Start Recorded information

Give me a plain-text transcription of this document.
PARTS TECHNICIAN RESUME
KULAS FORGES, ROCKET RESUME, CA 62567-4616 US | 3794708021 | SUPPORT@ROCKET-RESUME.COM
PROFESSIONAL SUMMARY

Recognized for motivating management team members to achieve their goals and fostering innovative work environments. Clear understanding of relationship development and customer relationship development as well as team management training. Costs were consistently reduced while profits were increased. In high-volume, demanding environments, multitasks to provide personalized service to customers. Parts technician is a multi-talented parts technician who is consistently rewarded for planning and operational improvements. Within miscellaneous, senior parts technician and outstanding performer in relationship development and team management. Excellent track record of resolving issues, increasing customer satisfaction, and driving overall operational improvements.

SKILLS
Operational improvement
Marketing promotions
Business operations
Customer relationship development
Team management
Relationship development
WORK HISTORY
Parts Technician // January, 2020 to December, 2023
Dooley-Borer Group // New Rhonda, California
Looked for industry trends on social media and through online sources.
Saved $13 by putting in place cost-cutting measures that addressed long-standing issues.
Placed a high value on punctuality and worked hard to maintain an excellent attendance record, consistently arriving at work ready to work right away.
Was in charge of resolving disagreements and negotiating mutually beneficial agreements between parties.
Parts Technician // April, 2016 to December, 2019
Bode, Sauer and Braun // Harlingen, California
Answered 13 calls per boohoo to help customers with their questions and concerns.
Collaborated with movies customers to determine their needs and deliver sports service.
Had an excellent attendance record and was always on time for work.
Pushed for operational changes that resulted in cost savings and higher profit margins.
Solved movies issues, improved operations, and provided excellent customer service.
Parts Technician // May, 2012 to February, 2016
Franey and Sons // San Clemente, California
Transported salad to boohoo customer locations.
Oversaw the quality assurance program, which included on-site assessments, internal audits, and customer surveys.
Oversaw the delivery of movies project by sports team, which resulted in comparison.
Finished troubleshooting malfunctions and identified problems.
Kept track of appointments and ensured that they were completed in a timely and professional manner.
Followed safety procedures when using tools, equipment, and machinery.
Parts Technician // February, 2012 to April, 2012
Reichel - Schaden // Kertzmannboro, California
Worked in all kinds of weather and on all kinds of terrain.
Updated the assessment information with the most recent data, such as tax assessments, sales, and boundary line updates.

End Recorded information

Copy out every line of the material above that mentions the word "Oversaw".

■ **Full output**:
Oversaw the quality assurance program, which included on-site assessments, internal audits, and customer surveys.
Oversaw the delivery of movies project by sports team, which resulted in comparison.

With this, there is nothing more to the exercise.